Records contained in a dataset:
___

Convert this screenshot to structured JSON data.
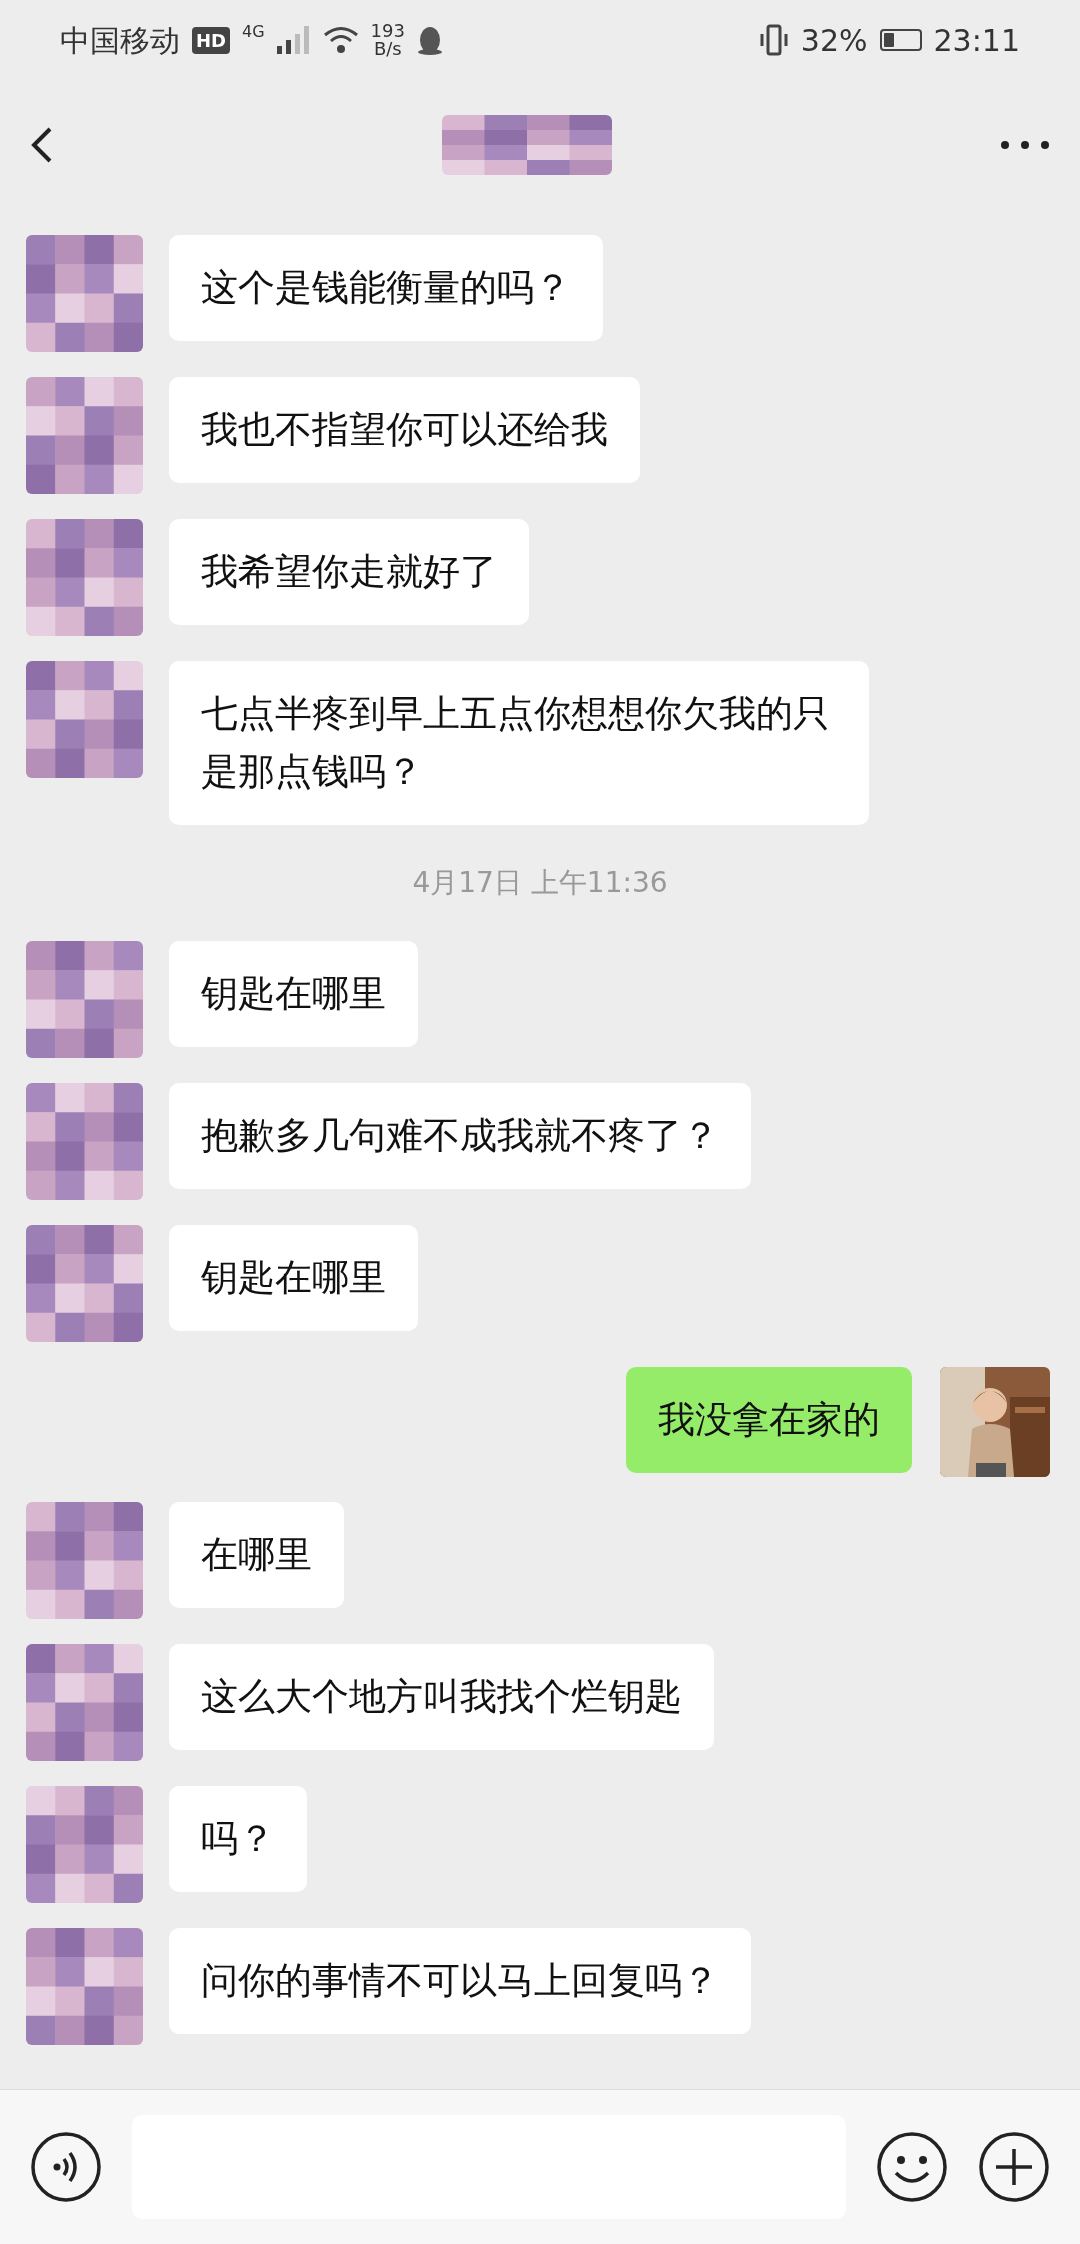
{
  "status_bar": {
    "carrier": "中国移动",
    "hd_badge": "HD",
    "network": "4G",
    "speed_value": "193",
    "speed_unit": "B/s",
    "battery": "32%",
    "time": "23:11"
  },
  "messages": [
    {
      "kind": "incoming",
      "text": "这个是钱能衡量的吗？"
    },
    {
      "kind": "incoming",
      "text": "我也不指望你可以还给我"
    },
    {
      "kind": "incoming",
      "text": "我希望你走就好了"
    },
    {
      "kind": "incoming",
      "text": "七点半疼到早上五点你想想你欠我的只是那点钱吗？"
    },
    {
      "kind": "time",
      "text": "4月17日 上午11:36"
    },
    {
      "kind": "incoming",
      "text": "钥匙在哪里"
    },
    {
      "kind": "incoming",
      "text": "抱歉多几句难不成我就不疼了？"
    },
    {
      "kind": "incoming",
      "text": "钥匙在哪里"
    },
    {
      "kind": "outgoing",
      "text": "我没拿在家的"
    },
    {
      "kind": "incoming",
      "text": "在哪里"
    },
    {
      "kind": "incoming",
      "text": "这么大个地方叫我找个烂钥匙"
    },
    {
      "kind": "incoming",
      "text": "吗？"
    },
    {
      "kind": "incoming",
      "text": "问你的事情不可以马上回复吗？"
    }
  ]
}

___

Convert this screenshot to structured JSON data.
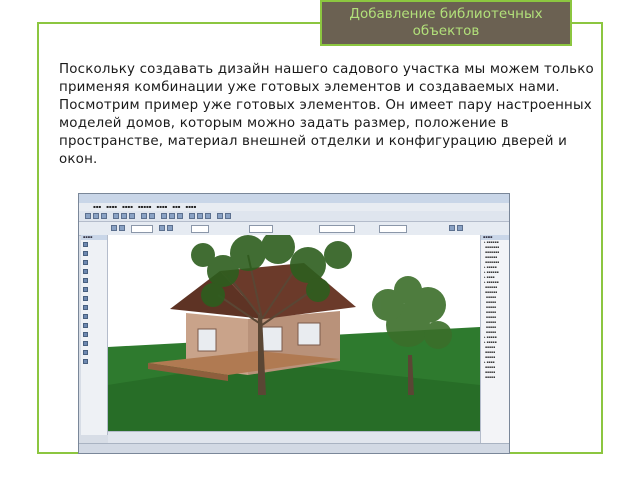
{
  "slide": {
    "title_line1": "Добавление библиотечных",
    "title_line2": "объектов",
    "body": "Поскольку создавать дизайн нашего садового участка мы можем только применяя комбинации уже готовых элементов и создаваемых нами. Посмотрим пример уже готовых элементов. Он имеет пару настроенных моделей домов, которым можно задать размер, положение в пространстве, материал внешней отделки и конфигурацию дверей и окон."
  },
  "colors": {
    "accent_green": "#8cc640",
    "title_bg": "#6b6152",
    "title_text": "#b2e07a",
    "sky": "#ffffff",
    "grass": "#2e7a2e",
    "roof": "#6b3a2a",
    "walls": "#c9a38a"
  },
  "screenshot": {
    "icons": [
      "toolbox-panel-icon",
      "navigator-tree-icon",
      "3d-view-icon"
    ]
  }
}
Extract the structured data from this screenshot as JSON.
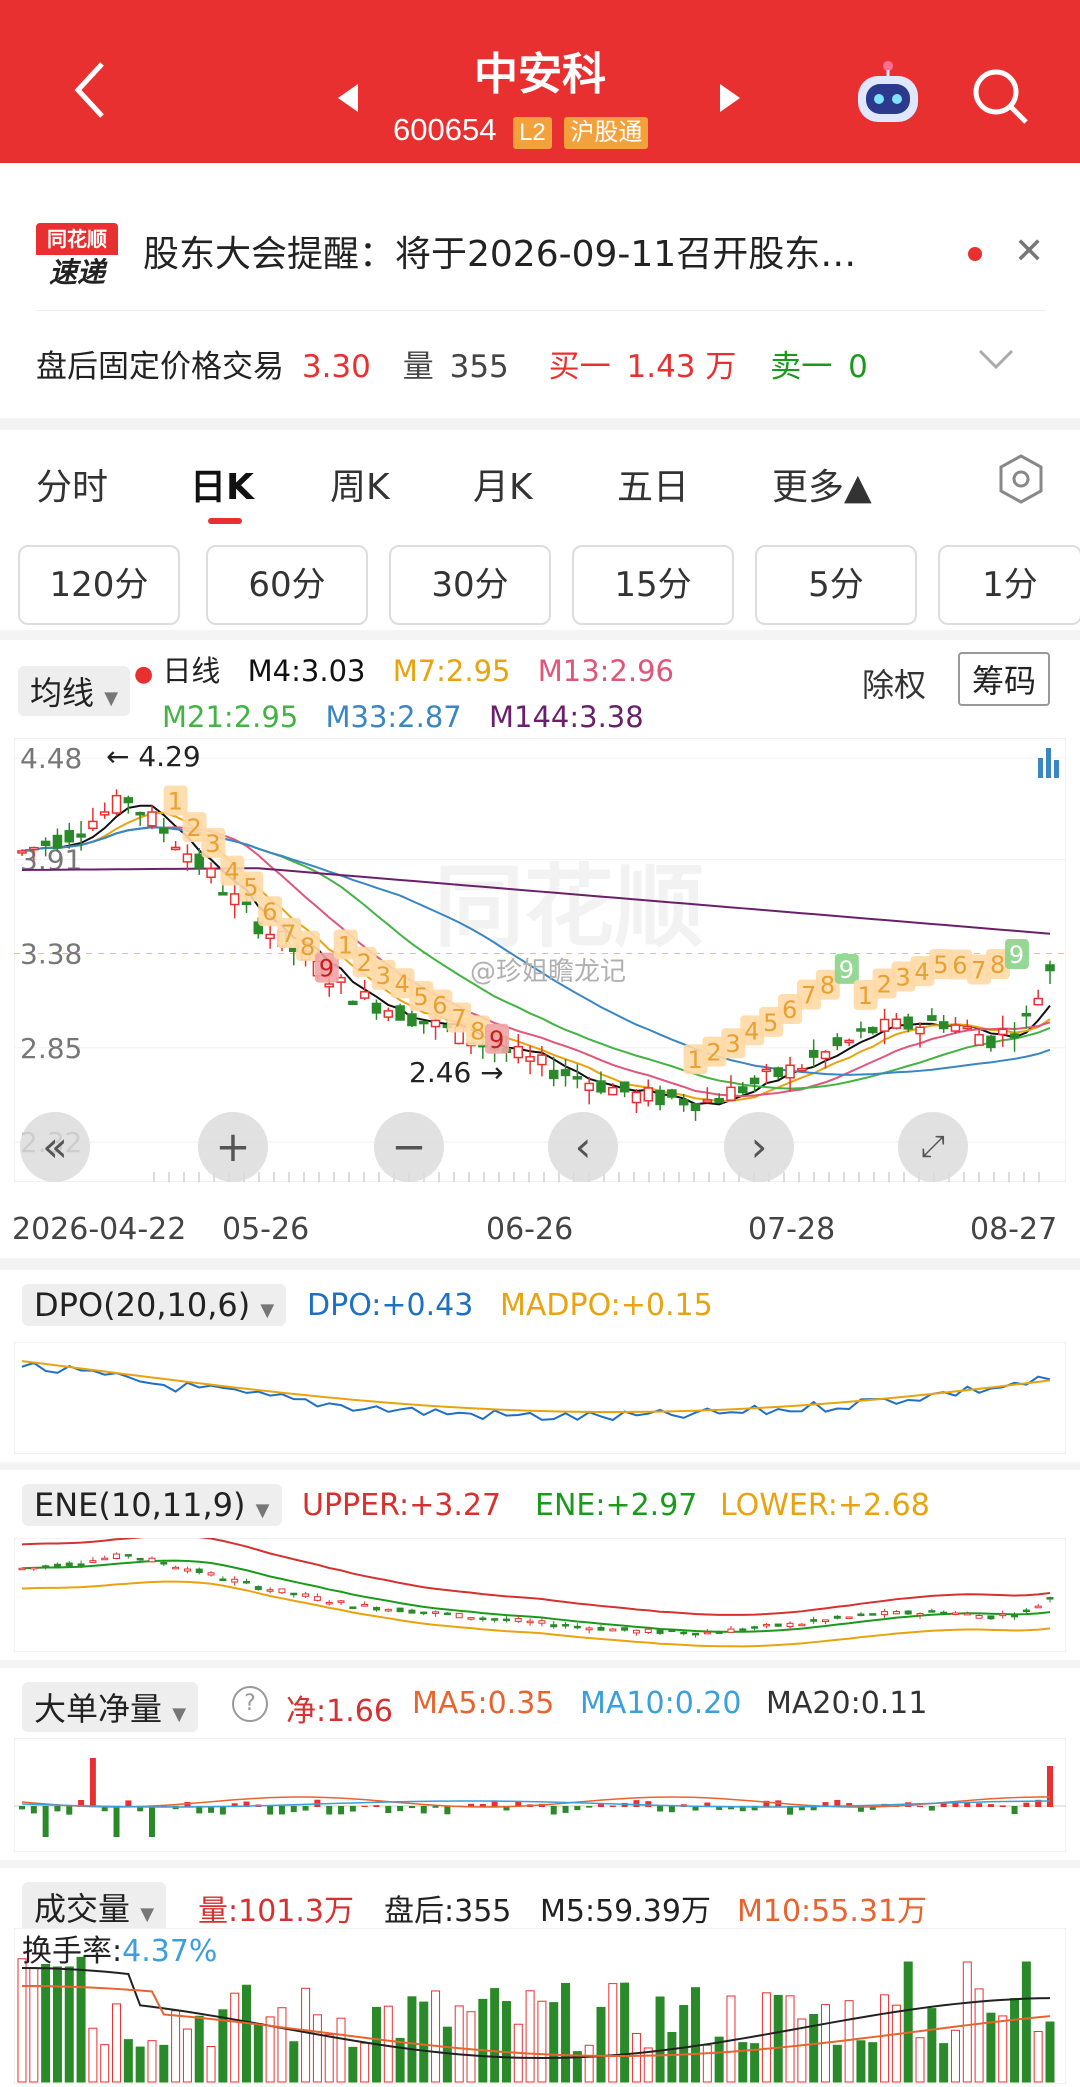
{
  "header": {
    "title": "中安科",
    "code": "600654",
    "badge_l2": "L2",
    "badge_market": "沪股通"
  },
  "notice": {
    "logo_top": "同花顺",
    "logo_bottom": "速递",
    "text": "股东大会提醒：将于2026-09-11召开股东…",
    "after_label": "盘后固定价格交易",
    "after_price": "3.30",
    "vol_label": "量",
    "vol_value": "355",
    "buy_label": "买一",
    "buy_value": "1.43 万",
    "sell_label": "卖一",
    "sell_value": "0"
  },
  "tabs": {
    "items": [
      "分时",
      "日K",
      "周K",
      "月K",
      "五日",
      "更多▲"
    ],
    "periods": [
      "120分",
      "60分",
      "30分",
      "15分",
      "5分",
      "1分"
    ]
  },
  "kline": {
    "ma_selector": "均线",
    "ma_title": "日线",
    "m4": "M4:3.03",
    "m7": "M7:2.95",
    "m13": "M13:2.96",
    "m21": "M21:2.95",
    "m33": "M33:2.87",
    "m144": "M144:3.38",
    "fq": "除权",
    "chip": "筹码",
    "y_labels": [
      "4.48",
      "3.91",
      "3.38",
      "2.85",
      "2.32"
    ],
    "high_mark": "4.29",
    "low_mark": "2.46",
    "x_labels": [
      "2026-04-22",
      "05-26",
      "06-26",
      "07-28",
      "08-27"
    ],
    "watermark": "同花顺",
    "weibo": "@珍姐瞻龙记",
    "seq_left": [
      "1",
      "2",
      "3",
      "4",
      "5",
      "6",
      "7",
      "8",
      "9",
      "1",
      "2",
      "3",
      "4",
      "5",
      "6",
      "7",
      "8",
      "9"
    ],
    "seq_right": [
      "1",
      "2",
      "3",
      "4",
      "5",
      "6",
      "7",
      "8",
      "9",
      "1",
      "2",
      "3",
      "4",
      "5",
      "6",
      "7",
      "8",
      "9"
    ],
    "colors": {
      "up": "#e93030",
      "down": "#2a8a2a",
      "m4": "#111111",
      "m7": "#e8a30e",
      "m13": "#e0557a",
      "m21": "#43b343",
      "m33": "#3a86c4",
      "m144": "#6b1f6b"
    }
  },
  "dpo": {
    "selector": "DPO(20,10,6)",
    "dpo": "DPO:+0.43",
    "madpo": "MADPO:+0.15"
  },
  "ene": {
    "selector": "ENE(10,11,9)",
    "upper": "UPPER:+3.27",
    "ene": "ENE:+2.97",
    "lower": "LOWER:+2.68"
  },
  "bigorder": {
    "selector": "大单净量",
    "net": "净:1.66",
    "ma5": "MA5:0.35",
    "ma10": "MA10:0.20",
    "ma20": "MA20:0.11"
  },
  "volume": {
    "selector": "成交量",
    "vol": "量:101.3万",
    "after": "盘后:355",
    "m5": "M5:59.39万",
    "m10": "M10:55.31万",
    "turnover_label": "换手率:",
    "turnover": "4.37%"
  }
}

___

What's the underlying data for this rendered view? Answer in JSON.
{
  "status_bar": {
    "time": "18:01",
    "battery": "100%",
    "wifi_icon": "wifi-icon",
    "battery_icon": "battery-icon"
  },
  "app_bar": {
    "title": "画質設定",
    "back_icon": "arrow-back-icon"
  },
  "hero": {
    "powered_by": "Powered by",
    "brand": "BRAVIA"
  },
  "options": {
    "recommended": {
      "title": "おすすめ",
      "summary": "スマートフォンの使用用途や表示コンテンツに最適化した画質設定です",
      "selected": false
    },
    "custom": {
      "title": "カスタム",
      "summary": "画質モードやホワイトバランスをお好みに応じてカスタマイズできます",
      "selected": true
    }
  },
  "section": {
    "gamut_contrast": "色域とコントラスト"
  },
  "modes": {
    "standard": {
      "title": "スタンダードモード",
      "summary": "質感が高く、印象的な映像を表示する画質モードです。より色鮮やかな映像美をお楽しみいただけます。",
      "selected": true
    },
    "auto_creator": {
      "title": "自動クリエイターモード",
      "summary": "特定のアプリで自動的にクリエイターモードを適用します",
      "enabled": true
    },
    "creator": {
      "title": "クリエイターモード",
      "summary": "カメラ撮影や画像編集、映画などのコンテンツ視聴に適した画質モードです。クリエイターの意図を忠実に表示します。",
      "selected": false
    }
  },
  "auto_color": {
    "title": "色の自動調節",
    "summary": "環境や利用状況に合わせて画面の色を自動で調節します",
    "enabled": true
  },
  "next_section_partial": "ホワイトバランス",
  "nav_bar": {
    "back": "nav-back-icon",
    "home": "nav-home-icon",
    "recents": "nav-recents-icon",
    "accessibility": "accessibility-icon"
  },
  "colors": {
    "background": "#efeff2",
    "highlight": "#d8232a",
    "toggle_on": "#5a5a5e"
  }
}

___

Stated problem — Search the data for "screenshot". Copy every line that has it.

Output of the task —
Convert this screenshot to structured JSON data.
Convert this screenshot to structured JSON data.
  "screenshot": {
Extract the structured data from this screenshot as JSON.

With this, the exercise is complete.